== RECORDS FOR THIS TASK ==

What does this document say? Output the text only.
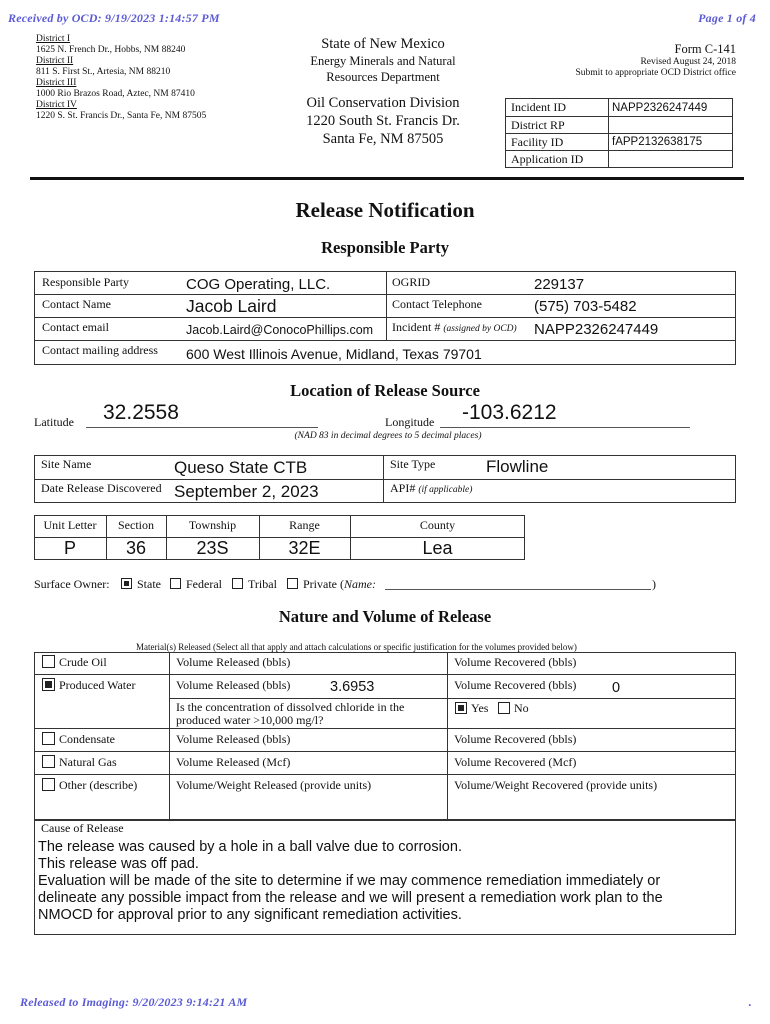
Received by OCD: 9/19/2023 1:14:57 PM	Page 1 of 4
District I
1625 N. French Dr., Hobbs, NM 88240
District II
811 S. First St., Artesia, NM 88210
District III
1000 Rio Brazos Road, Aztec, NM 87410
District IV
1220 S. St. Francis Dr., Santa Fe, NM 87505
State of New Mexico
Energy Minerals and Natural
Resources Department
Oil Conservation Division
1220 South St. Francis Dr.
Santa Fe, NM 87505
Form C-141
Revised August 24, 2018
Submit to appropriate OCD District office
Incident ID	NAPP2326247449
District RP
Facility ID	fAPP2132638175
Application ID
Release Notification
Responsible Party
Responsible Party	COG Operating, LLC.	OGRID	229137
Contact Name	Jacob Laird	Contact Telephone	(575) 703-5482
Contact email	Jacob.Laird@ConocoPhillips.com Incident # (assigned by OCD) NAPP2326247449
Contact mailing address 600 West Illinois Avenue, Midland, Texas 79701
Location of Release Source
Latitude 32.2558	Longitude -103.6212
(NAD 83 in decimal degrees to 5 decimal places)
Site Name	Queso State CTB	Site Type	Flowline
Date Release Discovered September 2, 2023	API# (if applicable)
Unit Letter	Section	Township	Range	County
P	36	23S	32E	Lea
Surface Owner: State Federal Tribal Private (Name:	)
Nature and Volume of Release
Material(s) Released (Select all that apply and attach calculations or specific justification for the volumes provided below)
Crude Oil	Volume Released (bbls)	Volume Recovered (bbls)
Produced Water	Volume Released (bbls)	3.6953	Volume Recovered (bbls) 0
Is the concentration of dissolved chloride in the
produced water >10,000 mg/l?
Yes No
Condensate	Volume Released (bbls)	Volume Recovered (bbls)
Natural Gas	Volume Released (Mcf)	Volume Recovered (Mcf)
Other (describe)	Volume/Weight Released (provide units)	Volume/Weight Recovered (provide units)
Cause of Release
The release was caused by a hole in a ball valve due to corrosion.
This release was off pad.
Evaluation will be made of the site to determine if we may commence remediation immediately or
delineate any possible impact from the release and we will present a remediation work plan to the
NMOCD for approval prior to any significant remediation activities.
Released to Imaging: 9/20/2023 9:14:21 AM	.
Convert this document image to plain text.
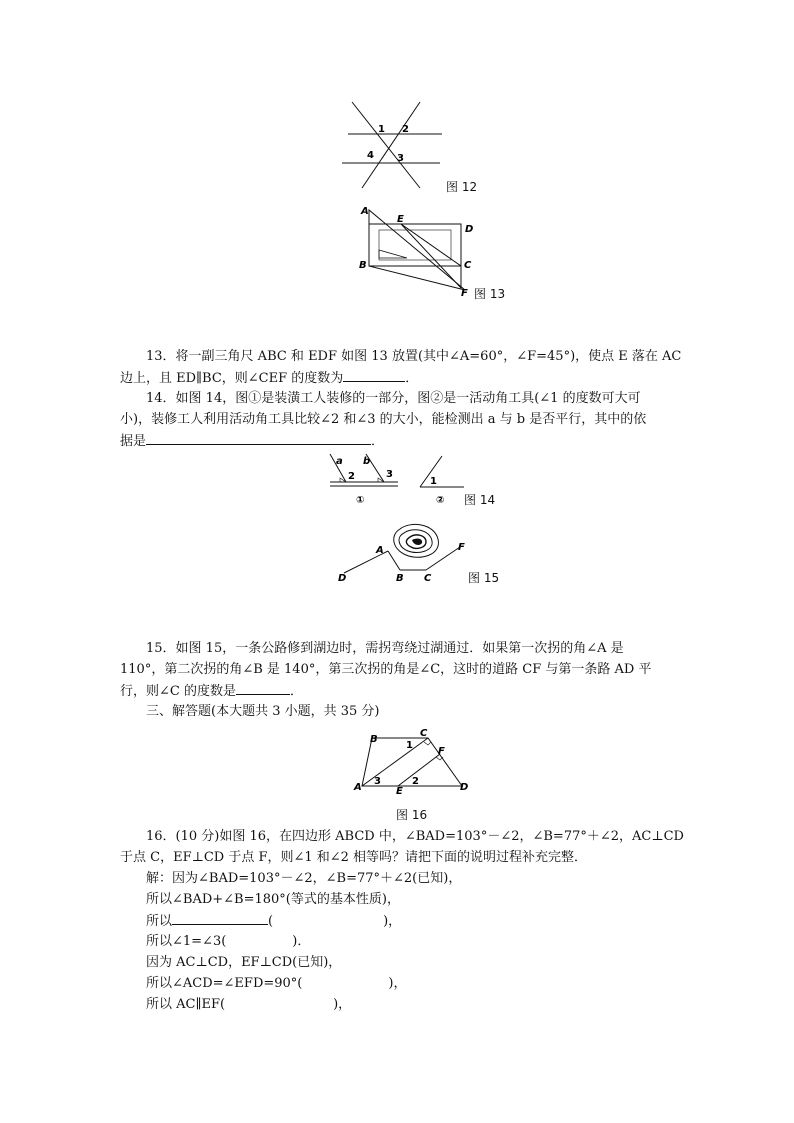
1 2
3
4
图 12
A
E
D
B	C
F 图 13
13．将一副三角尺 ABC 和 EDF 如图 13 放置(其中∠A=60°，∠F=45°)，使点 E 落在 AC
边上，且 ED∥BC，则∠CEF 的度数为	．
14．如图 14，图①是装潢工人装修的一部分，图②是一活动角工具(∠1 的度数可大可
小)，装修工人利用活动角工具比较∠2 和∠3 的大小，能检测出 a 与 b 是否平行，其中的依
据是	．
a b
2	3
①
1
② 图 14
A
B C
D
F
图 15
15．如图 15，一条公路修到湖边时，需拐弯绕过湖通过．如果第一次拐的角∠A 是
110°，第二次拐的角∠B 是 140°，第三次拐的角是∠C，这时的道路 CF 与第一条路 AD 平
行，则∠C 的度数是	．
三、解答题(本大题共 3 小题，共 35 分)
B
C
F
A	E	D
1
2
3
图 16
16．(10 分)如图 16，在四边形 ABCD 中，∠BAD=103°－∠2，∠B=77°＋∠2，AC⊥CD
于点 C，EF⊥CD 于点 F，则∠1 和∠2 相等吗？请把下面的说明过程补充完整．
解：因为∠BAD=103°－∠2，∠B=77°＋∠2(已知)，
所以∠BAD+∠B=180°(等式的基本性质)，
所以	(	)，
所以∠1=∠3(	)．
因为 AC⊥CD，EF⊥CD(已知)，
所以∠ACD=∠EFD=90°(	)，
所以 AC∥EF(	)，
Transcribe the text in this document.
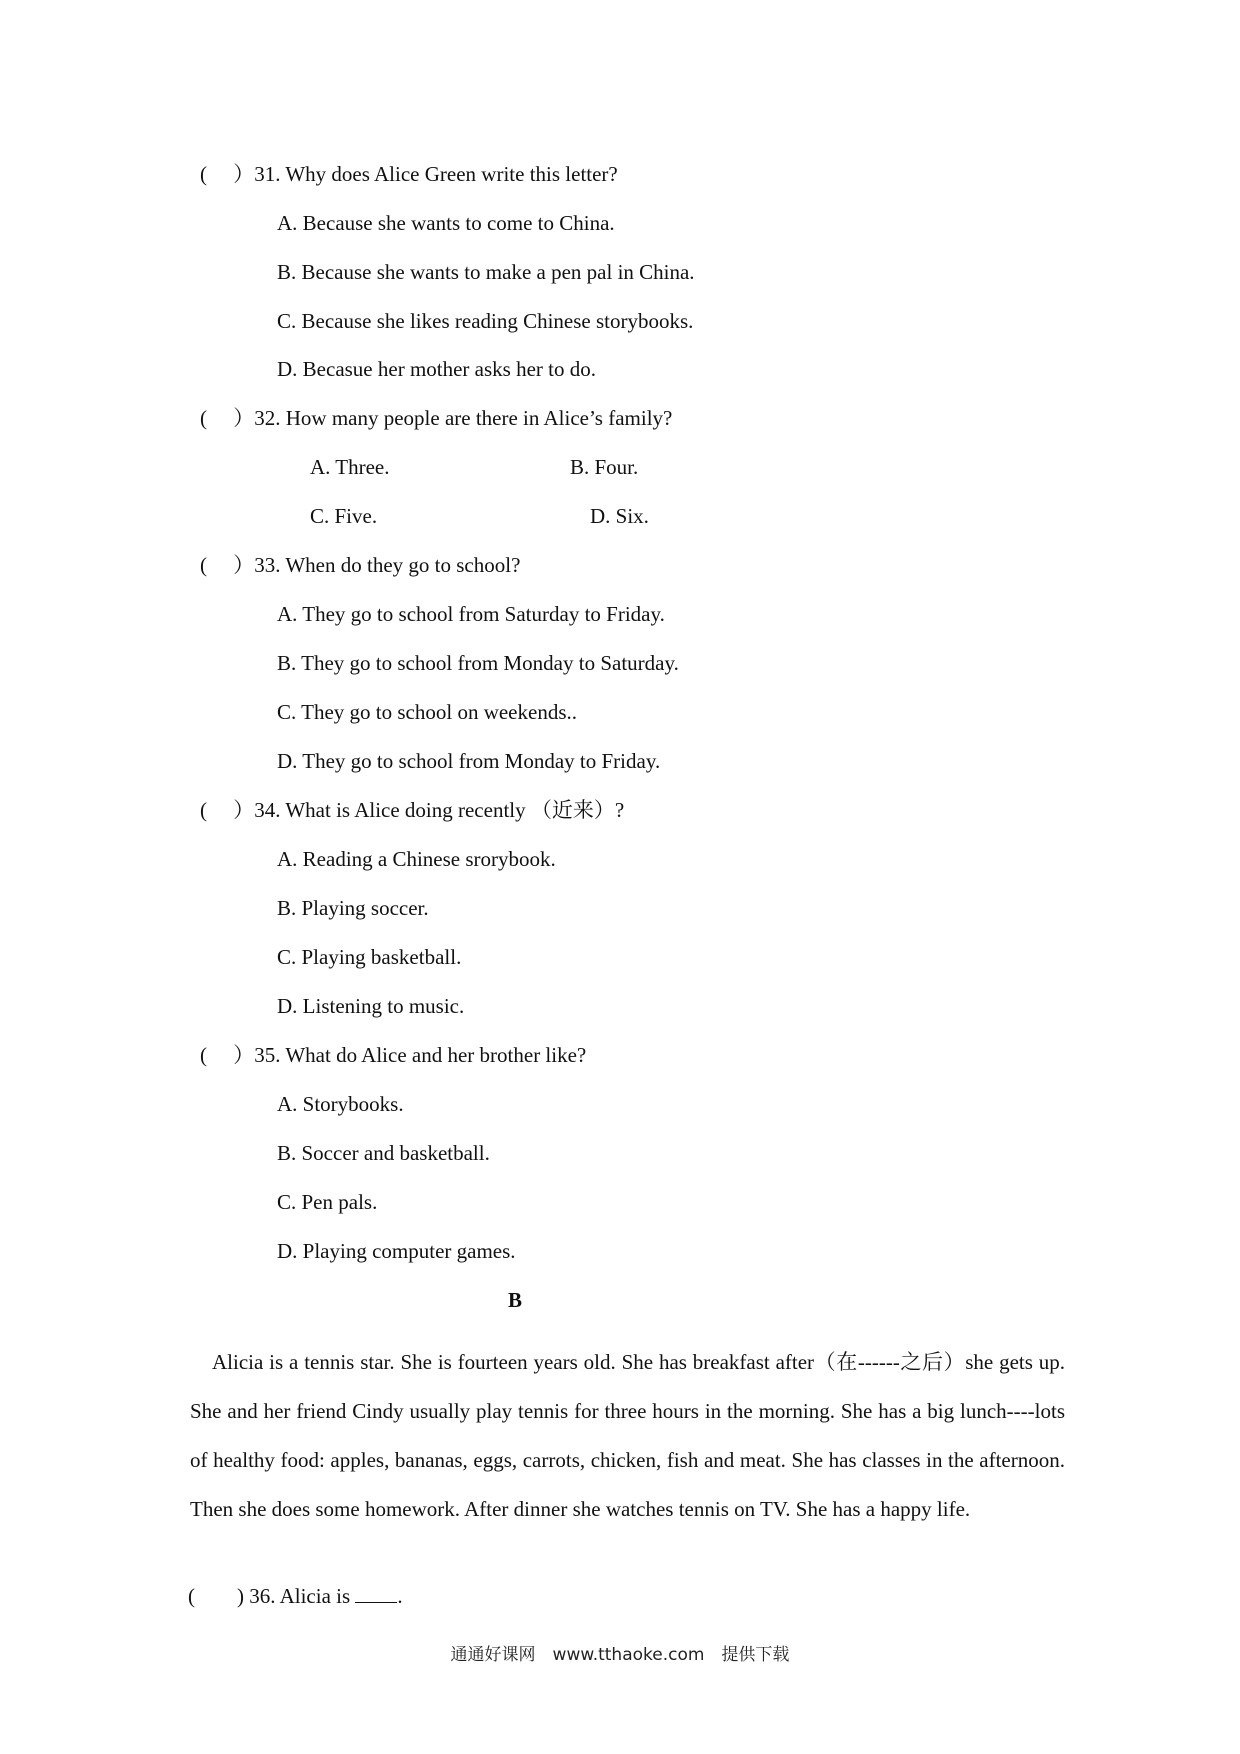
(　 ）31. Why does Alice Green write this letter?
A. Because she wants to come to China.
B. Because she wants to make a pen pal in China.
C. Because she likes reading Chinese storybooks.
D. Becasue her mother asks her to do.
(　 ）32. How many people are there in Alice’s family?
A. Three.	B. Four.
C. Five.	D. Six.
(　 ）33. When do they go to school?
A. They go to school from Saturday to Friday.
B. They go to school from Monday to Saturday.
C. They go to school on weekends..
D. They go to school from Monday to Friday.
(　 ）34. What is Alice doing recently （近来）?
A. Reading a Chinese srorybook.
B. Playing soccer.
C. Playing basketball.
D. Listening to music.
(　 ）35. What do Alice and her brother like?
A. Storybooks.
B. Soccer and basketball.
C. Pen pals.
D. Playing computer games.
B
Alicia is a tennis star. She is fourteen years old. She has breakfast after（在------之后）she gets up. She and her friend Cindy usually play tennis for three hours in the morning. She has a big lunch----lots of healthy food: apples, bananas, eggs, carrots, chicken, fish and meat. She has classes in the afternoon. Then she does some homework. After dinner she watches tennis on TV. She has a happy life.
(　　) 36. Alicia is .
通通好课网　www.tthaoke.com　提供下载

===

◆ **TASK PROMPT**: Copy every entry exactly as written. Pictures are excluded.

◆ **WRITTEN ANSWER**:
What does this document say? Output the text only.
Received by OCD: 9/19/2023 1:14:57 PM	Page 1 of 4
District I
1625 N. French Dr., Hobbs, NM 88240
District II
811 S. First St., Artesia, NM 88210
District III
1000 Rio Brazos Road, Aztec, NM 87410
District IV
1220 S. St. Francis Dr., Santa Fe, NM 87505
State of New Mexico
Energy Minerals and Natural
Resources Department
Oil Conservation Division
1220 South St. Francis Dr.
Santa Fe, NM 87505
Form C-141
Revised August 24, 2018
Submit to appropriate OCD District office
Incident ID	NAPP2326247449
District RP
Facility ID	fAPP2132638175
Application ID
Release Notification
Responsible Party
Responsible Party	COG Operating, LLC.	OGRID	229137
Contact Name	Jacob Laird	Contact Telephone	(575) 703-5482
Contact email	Jacob.Laird@ConocoPhillips.com Incident # (assigned by OCD) NAPP2326247449
Contact mailing address 600 West Illinois Avenue, Midland, Texas 79701
Location of Release Source
Latitude 32.2558	Longitude -103.6212
(NAD 83 in decimal degrees to 5 decimal places)
Site Name	Queso State CTB	Site Type	Flowline
Date Release Discovered September 2, 2023	API# (if applicable)
Unit Letter	Section	Township	Range	County
P	36	23S	32E	Lea
Surface Owner: State Federal Tribal Private (Name:	)
Nature and Volume of Release
Material(s) Released (Select all that apply and attach calculations or specific justification for the volumes provided below)
Crude Oil	Volume Released (bbls)	Volume Recovered (bbls)
Produced Water	Volume Released (bbls)	3.6953	Volume Recovered (bbls) 0
Is the concentration of dissolved chloride in the
produced water >10,000 mg/l?
Yes No
Condensate	Volume Released (bbls)	Volume Recovered (bbls)
Natural Gas	Volume Released (Mcf)	Volume Recovered (Mcf)
Other (describe)	Volume/Weight Released (provide units)	Volume/Weight Recovered (provide units)
Cause of Release
The release was caused by a hole in a ball valve due to corrosion.
This release was off pad.
Evaluation will be made of the site to determine if we may commence remediation immediately or
delineate any possible impact from the release and we will present a remediation work plan to the
NMOCD for approval prior to any significant remediation activities.
Released to Imaging: 9/20/2023 9:14:21 AM	.
Convert this document image to plain text.
1 2
3
4
图 12
A
E
D
B	C
F 图 13
13．将一副三角尺 ABC 和 EDF 如图 13 放置(其中∠A=60°，∠F=45°)，使点 E 落在 AC
边上，且 ED∥BC，则∠CEF 的度数为	．
14．如图 14，图①是装潢工人装修的一部分，图②是一活动角工具(∠1 的度数可大可
小)，装修工人利用活动角工具比较∠2 和∠3 的大小，能检测出 a 与 b 是否平行，其中的依
据是	．
a b
2	3
①
1
② 图 14
A
B C
D
F
图 15
15．如图 15，一条公路修到湖边时，需拐弯绕过湖通过．如果第一次拐的角∠A 是
110°，第二次拐的角∠B 是 140°，第三次拐的角是∠C，这时的道路 CF 与第一条路 AD 平
行，则∠C 的度数是	．
三、解答题(本大题共 3 小题，共 35 分)
B
C
F
A	E	D
1
2
3
图 16
16．(10 分)如图 16，在四边形 ABCD 中，∠BAD=103°－∠2，∠B=77°＋∠2，AC⊥CD
于点 C，EF⊥CD 于点 F，则∠1 和∠2 相等吗？请把下面的说明过程补充完整．
解：因为∠BAD=103°－∠2，∠B=77°＋∠2(已知)，
所以∠BAD+∠B=180°(等式的基本性质)，
所以	(	)，
所以∠1=∠3(	)．
因为 AC⊥CD，EF⊥CD(已知)，
所以∠ACD=∠EFD=90°(	)，
所以 AC∥EF(	)，
Transcribe the text in this document.
(　 ）31. Why does Alice Green write this letter?
A. Because she wants to come to China.
B. Because she wants to make a pen pal in China.
C. Because she likes reading Chinese storybooks.
D. Becasue her mother asks her to do.
(　 ）32. How many people are there in Alice’s family?
A. Three.	B. Four.
C. Five.	D. Six.
(　 ）33. When do they go to school?
A. They go to school from Saturday to Friday.
B. They go to school from Monday to Saturday.
C. They go to school on weekends..
D. They go to school from Monday to Friday.
(　 ）34. What is Alice doing recently （近来）?
A. Reading a Chinese srorybook.
B. Playing soccer.
C. Playing basketball.
D. Listening to music.
(　 ）35. What do Alice and her brother like?
A. Storybooks.
B. Soccer and basketball.
C. Pen pals.
D. Playing computer games.
B
Alicia is a tennis star. She is fourteen years old. She has breakfast after（在------之后）she gets up. She and her friend Cindy usually play tennis for three hours in the morning. She has a big lunch----lots of healthy food: apples, bananas, eggs, carrots, chicken, fish and meat. She has classes in the afternoon. Then she does some homework. After dinner she watches tennis on TV. She has a happy life.
(　　) 36. Alicia is .
通通好课网　www.tthaoke.com　提供下载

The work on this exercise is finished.